[Source records]
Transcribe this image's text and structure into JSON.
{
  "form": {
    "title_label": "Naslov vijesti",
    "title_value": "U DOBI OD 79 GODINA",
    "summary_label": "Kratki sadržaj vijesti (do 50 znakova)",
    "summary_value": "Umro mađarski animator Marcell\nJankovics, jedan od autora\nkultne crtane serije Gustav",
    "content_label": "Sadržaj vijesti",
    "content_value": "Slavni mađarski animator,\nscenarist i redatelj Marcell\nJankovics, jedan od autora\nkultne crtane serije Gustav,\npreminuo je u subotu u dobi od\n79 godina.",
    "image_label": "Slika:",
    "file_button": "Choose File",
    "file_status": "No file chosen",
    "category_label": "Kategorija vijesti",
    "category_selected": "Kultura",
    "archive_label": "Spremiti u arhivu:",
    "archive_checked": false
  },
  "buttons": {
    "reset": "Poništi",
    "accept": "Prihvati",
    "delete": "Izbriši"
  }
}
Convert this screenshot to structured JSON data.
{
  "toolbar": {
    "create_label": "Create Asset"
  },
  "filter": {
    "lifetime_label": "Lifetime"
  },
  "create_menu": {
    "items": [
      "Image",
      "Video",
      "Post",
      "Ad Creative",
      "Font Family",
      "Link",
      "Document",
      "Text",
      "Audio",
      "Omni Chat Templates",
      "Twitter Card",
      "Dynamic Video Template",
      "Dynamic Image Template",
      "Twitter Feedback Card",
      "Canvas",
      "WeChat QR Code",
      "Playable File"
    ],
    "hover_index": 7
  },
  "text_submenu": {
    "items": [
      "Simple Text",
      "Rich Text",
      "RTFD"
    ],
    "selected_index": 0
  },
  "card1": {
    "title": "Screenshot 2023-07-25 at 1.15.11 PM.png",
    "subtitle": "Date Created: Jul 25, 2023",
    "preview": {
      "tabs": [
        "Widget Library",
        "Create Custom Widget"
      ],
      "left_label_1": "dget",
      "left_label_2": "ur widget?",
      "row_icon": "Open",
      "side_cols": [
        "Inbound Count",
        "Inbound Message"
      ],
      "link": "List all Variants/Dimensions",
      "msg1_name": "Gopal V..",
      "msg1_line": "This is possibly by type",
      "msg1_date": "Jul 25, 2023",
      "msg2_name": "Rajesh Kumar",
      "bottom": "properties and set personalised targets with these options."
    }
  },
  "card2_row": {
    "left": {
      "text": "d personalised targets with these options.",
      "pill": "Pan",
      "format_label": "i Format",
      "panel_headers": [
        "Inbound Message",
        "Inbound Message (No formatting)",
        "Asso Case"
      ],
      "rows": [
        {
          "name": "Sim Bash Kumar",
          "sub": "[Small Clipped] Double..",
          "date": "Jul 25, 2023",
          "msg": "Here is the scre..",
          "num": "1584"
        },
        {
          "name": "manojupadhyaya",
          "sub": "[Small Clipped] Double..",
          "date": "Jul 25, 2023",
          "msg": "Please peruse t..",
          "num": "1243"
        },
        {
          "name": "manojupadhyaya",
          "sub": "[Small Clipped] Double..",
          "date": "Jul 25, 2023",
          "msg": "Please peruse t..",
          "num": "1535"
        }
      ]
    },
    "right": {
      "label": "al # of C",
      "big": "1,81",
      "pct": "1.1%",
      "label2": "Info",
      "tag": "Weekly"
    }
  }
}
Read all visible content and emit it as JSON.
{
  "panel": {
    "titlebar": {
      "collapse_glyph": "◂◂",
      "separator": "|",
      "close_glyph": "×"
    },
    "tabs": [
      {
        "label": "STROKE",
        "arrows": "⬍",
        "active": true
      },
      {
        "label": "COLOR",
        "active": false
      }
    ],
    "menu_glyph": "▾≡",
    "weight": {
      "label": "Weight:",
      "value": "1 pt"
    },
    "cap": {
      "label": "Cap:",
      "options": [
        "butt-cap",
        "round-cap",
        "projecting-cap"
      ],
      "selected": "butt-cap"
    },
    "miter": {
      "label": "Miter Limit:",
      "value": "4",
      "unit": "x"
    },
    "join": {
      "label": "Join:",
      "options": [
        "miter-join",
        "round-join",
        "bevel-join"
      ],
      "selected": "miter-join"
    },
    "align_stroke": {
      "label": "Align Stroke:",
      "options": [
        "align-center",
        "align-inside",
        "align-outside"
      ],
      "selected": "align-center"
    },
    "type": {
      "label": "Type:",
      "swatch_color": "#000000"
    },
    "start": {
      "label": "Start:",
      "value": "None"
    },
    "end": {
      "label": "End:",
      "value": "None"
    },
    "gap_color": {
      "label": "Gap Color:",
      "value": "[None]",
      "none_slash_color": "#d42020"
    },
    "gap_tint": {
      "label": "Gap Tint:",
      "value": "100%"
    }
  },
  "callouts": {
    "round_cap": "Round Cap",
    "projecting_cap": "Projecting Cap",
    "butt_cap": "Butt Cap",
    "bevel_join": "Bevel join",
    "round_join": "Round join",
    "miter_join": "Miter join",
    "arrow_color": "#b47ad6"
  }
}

EXERCISE TASK
Take every line from the data above that holds "animator" and copy it out.

RESULT
    "summary_value": "Umro mađarski animator Marcell\nJankovics, jedan od autora\nkultne crtane serije Gustav",
    "content_value": "Slavni mađarski animator,\nscenarist i redatelj Marcell\nJankovics, jedan od autora\nkultne crtane serije Gustav,\npreminuo je u subotu u dobi od\n79 godina.",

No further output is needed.